Stored records:
○ ○ ○
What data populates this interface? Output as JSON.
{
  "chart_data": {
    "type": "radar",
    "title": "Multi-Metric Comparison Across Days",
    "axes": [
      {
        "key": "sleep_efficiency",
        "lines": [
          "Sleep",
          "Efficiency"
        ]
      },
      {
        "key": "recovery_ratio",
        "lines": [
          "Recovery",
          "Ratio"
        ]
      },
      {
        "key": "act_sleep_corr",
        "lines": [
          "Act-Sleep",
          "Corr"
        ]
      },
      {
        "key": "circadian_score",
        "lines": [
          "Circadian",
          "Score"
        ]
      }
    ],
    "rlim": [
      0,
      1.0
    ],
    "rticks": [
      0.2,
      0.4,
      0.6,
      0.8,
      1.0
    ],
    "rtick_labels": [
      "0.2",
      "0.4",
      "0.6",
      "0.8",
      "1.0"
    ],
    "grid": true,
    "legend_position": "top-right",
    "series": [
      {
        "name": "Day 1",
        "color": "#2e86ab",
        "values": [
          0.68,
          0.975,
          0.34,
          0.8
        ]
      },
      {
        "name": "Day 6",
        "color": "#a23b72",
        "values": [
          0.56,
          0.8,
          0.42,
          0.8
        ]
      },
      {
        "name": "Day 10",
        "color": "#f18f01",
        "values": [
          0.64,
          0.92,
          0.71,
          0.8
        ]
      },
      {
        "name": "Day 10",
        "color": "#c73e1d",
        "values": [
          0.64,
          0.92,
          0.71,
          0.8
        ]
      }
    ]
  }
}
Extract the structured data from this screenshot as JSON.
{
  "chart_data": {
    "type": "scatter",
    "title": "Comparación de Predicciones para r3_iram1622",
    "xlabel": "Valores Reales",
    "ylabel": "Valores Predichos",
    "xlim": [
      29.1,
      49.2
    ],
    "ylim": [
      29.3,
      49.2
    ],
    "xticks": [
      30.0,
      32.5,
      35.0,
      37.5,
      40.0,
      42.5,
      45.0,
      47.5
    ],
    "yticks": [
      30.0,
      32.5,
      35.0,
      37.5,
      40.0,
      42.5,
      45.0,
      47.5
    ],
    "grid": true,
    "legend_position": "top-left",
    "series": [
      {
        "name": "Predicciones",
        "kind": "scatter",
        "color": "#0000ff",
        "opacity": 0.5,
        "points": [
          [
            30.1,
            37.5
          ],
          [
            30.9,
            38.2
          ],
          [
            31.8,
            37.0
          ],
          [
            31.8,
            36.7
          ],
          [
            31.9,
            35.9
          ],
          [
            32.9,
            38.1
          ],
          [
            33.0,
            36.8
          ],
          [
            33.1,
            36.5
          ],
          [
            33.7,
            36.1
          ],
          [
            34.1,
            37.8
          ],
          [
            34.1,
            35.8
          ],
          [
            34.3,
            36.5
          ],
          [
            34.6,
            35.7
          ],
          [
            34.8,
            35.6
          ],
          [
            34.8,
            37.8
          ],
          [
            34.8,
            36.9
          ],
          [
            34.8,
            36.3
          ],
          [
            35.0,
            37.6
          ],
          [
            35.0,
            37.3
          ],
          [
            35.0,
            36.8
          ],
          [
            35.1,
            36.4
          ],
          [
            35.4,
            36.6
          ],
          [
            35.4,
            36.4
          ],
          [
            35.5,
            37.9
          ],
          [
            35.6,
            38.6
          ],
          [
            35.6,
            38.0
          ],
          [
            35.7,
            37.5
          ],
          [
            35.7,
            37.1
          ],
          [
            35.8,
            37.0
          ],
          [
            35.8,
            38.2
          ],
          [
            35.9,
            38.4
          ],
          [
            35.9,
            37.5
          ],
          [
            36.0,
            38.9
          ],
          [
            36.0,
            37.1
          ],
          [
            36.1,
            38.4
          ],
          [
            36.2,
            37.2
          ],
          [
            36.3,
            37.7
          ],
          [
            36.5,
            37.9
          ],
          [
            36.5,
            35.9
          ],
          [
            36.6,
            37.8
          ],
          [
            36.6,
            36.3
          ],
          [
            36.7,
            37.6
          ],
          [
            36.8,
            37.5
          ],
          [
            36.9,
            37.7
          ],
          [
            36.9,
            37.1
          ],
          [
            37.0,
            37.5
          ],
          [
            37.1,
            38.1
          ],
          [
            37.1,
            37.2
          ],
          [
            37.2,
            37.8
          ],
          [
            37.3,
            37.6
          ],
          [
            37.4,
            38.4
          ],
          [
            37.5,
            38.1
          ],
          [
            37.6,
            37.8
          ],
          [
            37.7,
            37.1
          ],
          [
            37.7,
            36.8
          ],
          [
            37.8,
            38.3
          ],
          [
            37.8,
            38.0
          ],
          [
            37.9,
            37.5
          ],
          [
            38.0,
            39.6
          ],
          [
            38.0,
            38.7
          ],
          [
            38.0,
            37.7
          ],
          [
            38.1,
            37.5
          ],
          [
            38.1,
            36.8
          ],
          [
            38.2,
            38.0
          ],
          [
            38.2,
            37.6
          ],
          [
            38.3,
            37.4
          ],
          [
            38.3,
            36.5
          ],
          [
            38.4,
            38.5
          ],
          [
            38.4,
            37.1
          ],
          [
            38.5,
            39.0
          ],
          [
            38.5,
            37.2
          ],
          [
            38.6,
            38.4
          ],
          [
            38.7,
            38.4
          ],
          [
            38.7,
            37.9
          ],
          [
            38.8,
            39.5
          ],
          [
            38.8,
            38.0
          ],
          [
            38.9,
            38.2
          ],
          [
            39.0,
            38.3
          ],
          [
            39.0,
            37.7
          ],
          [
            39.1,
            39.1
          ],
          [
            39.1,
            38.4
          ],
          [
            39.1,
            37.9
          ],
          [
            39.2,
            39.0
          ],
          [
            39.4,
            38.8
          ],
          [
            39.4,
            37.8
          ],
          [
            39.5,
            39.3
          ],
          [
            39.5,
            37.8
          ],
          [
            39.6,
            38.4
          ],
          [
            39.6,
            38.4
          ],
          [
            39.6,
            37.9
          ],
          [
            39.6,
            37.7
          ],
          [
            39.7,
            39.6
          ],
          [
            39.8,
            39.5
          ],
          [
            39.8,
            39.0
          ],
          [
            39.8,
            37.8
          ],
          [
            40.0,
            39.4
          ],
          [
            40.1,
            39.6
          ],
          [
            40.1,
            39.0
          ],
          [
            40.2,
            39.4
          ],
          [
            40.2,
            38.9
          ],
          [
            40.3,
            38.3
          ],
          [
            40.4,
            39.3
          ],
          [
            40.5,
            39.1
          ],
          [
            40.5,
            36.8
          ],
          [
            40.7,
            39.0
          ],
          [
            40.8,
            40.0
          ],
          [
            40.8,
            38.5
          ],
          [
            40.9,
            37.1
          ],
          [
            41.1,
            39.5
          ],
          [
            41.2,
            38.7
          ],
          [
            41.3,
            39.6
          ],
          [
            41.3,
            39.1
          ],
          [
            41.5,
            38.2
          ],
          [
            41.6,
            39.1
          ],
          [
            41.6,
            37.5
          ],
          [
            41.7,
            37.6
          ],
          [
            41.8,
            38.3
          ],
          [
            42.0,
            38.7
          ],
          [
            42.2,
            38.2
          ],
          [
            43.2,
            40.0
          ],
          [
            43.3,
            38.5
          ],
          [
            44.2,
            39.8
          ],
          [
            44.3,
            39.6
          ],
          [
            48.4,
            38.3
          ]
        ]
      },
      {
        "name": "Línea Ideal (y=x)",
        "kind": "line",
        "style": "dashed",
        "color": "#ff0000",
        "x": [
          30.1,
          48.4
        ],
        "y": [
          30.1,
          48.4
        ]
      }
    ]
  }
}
○ ○ ○
What is asked: Tell how many lines of the records above hold the string "Predicciones". Give no other text.

Finished answer: 2